(Dataset rows about figures)
····················

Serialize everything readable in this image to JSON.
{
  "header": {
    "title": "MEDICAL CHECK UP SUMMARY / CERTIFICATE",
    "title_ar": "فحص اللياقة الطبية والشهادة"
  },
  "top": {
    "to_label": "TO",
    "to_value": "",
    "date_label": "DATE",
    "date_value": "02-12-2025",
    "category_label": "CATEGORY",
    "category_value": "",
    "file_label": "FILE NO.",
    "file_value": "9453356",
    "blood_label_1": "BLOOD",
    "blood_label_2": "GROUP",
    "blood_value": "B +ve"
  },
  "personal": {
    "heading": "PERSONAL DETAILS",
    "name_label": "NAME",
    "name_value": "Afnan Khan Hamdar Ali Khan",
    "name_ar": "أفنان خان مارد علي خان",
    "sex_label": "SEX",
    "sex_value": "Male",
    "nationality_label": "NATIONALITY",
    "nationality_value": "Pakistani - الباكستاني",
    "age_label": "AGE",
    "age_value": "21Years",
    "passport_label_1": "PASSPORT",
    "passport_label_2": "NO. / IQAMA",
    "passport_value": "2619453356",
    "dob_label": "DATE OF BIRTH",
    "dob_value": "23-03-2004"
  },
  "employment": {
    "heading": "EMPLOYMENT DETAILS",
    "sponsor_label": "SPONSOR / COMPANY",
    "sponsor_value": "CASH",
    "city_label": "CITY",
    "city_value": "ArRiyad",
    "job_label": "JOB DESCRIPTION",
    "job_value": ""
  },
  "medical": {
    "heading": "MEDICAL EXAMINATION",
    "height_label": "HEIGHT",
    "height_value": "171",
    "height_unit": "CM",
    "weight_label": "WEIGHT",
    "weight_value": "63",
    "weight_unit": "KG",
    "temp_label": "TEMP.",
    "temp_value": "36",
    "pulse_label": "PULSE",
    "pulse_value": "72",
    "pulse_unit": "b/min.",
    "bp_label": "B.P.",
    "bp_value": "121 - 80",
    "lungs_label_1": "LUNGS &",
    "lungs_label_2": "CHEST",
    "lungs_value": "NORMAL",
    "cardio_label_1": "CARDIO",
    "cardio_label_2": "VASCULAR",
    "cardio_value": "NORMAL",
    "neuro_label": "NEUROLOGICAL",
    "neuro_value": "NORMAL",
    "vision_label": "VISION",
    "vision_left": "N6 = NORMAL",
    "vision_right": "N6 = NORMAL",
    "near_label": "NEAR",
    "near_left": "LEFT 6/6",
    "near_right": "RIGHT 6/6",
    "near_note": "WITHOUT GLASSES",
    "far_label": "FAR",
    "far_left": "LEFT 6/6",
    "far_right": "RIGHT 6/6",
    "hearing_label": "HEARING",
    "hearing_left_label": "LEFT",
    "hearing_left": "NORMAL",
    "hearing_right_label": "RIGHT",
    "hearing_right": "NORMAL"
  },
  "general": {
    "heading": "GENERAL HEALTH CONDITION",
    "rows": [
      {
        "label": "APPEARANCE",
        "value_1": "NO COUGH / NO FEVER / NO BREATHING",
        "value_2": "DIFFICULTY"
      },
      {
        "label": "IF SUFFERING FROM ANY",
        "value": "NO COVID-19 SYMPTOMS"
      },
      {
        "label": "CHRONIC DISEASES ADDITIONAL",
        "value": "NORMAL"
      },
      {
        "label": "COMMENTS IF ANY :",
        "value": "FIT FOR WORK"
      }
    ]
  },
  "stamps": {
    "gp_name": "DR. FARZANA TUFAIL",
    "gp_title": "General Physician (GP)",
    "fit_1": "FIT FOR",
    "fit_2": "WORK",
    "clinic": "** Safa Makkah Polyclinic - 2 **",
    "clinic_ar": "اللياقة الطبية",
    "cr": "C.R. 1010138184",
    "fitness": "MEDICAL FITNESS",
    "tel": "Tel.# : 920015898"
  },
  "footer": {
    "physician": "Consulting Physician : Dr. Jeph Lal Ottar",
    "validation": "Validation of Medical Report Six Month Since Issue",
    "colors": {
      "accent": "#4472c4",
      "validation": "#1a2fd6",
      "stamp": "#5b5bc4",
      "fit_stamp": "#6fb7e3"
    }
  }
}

····················

# Task directions:
Return the full listing, character for character.

# Answer for this exercise:
Serialize everything readable in this image to JSON.
{
  "header": {
    "title": "MEDICAL CHECK UP SUMMARY / CERTIFICATE",
    "title_ar": "فحص اللياقة الطبية والشهادة"
  },
  "top": {
    "to_label": "TO",
    "to_value": "",
    "date_label": "DATE",
    "date_value": "02-12-2025",
    "category_label": "CATEGORY",
    "category_value": "",
    "file_label": "FILE NO.",
    "file_value": "9453356",
    "blood_label_1": "BLOOD",
    "blood_label_2": "GROUP",
    "blood_value": "B +ve"
  },
  "personal": {
    "heading": "PERSONAL DETAILS",
    "name_label": "NAME",
    "name_value": "Afnan Khan Hamdar Ali Khan",
    "name_ar": "أفنان خان مارد علي خان",
    "sex_label": "SEX",
    "sex_value": "Male",
    "nationality_label": "NATIONALITY",
    "nationality_value": "Pakistani - الباكستاني",
    "age_label": "AGE",
    "age_value": "21Years",
    "passport_label_1": "PASSPORT",
    "passport_label_2": "NO. / IQAMA",
    "passport_value": "2619453356",
    "dob_label": "DATE OF BIRTH",
    "dob_value": "23-03-2004"
  },
  "employment": {
    "heading": "EMPLOYMENT DETAILS",
    "sponsor_label": "SPONSOR / COMPANY",
    "sponsor_value": "CASH",
    "city_label": "CITY",
    "city_value": "ArRiyad",
    "job_label": "JOB DESCRIPTION",
    "job_value": ""
  },
  "medical": {
    "heading": "MEDICAL EXAMINATION",
    "height_label": "HEIGHT",
    "height_value": "171",
    "height_unit": "CM",
    "weight_label": "WEIGHT",
    "weight_value": "63",
    "weight_unit": "KG",
    "temp_label": "TEMP.",
    "temp_value": "36",
    "pulse_label": "PULSE",
    "pulse_value": "72",
    "pulse_unit": "b/min.",
    "bp_label": "B.P.",
    "bp_value": "121 - 80",
    "lungs_label_1": "LUNGS &",
    "lungs_label_2": "CHEST",
    "lungs_value": "NORMAL",
    "cardio_label_1": "CARDIO",
    "cardio_label_2": "VASCULAR",
    "cardio_value": "NORMAL",
    "neuro_label": "NEUROLOGICAL",
    "neuro_value": "NORMAL",
    "vision_label": "VISION",
    "vision_left": "N6 = NORMAL",
    "vision_right": "N6 = NORMAL",
    "near_label": "NEAR",
    "near_left": "LEFT 6/6",
    "near_right": "RIGHT 6/6",
    "near_note": "WITHOUT GLASSES",
    "far_label": "FAR",
    "far_left": "LEFT 6/6",
    "far_right": "RIGHT 6/6",
    "hearing_label": "HEARING",
    "hearing_left_label": "LEFT",
    "hearing_left": "NORMAL",
    "hearing_right_label": "RIGHT",
    "hearing_right": "NORMAL"
  },
  "general": {
    "heading": "GENERAL HEALTH CONDITION",
    "rows": [
      {
        "label": "APPEARANCE",
        "value_1": "NO COUGH / NO FEVER / NO BREATHING",
        "value_2": "DIFFICULTY"
      },
      {
        "label": "IF SUFFERING FROM ANY",
        "value": "NO COVID-19 SYMPTOMS"
      },
      {
        "label": "CHRONIC DISEASES ADDITIONAL",
        "value": "NORMAL"
      },
      {
        "label": "COMMENTS IF ANY :",
        "value": "FIT FOR WORK"
      }
    ]
  },
  "stamps": {
    "gp_name": "DR. FARZANA TUFAIL",
    "gp_title": "General Physician (GP)",
    "fit_1": "FIT FOR",
    "fit_2": "WORK",
    "clinic": "** Safa Makkah Polyclinic - 2 **",
    "clinic_ar": "اللياقة الطبية",
    "cr": "C.R. 1010138184",
    "fitness": "MEDICAL FITNESS",
    "tel": "Tel.# : 920015898"
  },
  "footer": {
    "physician": "Consulting Physician : Dr. Jeph Lal Ottar",
    "validation": "Validation of Medical Report Six Month Since Issue",
    "colors": {
      "accent": "#4472c4",
      "validation": "#1a2fd6",
      "stamp": "#5b5bc4",
      "fit_stamp": "#6fb7e3"
    }
  }
}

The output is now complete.